Goal:
Read the records below. Copy each line where the string "الشيخ" occurs.

Exercise materials:
* * * *
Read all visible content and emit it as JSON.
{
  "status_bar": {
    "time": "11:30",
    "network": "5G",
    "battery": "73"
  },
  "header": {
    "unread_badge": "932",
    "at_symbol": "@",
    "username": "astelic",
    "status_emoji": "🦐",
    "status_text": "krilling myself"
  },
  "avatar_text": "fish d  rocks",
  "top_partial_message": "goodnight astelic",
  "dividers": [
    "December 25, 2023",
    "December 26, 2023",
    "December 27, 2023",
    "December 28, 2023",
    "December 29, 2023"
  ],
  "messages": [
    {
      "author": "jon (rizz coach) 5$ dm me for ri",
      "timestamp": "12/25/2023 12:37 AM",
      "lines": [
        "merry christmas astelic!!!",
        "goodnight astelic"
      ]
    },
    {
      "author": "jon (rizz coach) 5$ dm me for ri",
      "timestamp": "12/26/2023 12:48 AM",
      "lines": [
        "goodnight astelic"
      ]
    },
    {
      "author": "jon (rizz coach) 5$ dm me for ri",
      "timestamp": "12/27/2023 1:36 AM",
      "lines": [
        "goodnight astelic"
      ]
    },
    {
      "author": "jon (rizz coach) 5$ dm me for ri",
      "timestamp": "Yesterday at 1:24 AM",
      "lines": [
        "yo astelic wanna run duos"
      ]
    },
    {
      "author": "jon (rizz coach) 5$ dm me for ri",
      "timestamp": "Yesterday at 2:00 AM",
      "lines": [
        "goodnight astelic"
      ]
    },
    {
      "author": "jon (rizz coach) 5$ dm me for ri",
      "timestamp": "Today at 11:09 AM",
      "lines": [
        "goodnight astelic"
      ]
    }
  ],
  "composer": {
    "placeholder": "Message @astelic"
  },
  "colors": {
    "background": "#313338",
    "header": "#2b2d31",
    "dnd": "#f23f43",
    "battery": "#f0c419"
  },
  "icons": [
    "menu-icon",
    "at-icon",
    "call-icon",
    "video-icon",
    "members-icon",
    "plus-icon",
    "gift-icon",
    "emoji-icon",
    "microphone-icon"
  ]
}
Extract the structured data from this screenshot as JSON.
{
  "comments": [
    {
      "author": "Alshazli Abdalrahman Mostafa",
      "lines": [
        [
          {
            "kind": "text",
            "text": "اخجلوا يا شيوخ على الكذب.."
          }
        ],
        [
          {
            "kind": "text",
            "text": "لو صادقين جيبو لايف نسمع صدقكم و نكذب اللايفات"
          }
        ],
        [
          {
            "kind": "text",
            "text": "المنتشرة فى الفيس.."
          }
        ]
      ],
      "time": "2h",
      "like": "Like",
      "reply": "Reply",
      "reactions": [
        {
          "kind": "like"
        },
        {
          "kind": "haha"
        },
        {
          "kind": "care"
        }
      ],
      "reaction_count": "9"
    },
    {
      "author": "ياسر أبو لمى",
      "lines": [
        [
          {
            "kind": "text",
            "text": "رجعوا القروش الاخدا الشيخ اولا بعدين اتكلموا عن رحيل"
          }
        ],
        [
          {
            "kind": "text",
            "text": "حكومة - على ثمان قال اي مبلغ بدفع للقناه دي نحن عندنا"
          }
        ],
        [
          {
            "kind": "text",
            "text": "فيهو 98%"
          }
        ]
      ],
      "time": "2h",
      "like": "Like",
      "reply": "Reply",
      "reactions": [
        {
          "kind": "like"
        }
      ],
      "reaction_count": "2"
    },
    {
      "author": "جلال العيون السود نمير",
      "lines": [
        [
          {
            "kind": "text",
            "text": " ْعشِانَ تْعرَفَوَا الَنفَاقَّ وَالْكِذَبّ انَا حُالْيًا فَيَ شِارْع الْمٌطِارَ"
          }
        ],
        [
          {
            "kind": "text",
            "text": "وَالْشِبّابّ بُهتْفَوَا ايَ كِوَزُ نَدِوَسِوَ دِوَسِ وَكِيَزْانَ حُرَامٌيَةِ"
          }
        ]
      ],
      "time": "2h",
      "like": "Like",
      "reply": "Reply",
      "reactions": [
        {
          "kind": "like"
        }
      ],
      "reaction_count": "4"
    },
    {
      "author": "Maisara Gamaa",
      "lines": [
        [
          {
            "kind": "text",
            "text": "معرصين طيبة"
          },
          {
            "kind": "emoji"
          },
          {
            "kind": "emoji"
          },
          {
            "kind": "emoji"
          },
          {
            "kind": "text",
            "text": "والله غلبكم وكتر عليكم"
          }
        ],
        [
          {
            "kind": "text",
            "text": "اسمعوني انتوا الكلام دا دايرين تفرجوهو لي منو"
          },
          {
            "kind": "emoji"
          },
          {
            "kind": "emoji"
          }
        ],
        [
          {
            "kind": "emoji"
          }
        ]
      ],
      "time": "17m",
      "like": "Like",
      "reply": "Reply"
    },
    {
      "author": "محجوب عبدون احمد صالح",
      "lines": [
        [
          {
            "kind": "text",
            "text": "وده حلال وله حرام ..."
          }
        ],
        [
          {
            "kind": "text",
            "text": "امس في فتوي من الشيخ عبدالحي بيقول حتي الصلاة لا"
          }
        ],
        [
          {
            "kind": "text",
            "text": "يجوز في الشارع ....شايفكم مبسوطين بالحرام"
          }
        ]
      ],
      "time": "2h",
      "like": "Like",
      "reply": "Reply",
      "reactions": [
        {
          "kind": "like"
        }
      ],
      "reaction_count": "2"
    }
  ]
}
* * * *
Answer for this exercise:
            "text": "رجعوا القروش الاخدا الشيخ اولا بعدين اتكلموا عن رحيل"
            "text": "امس في فتوي من الشيخ عبدالحي بيقول حتي الصلاة لا"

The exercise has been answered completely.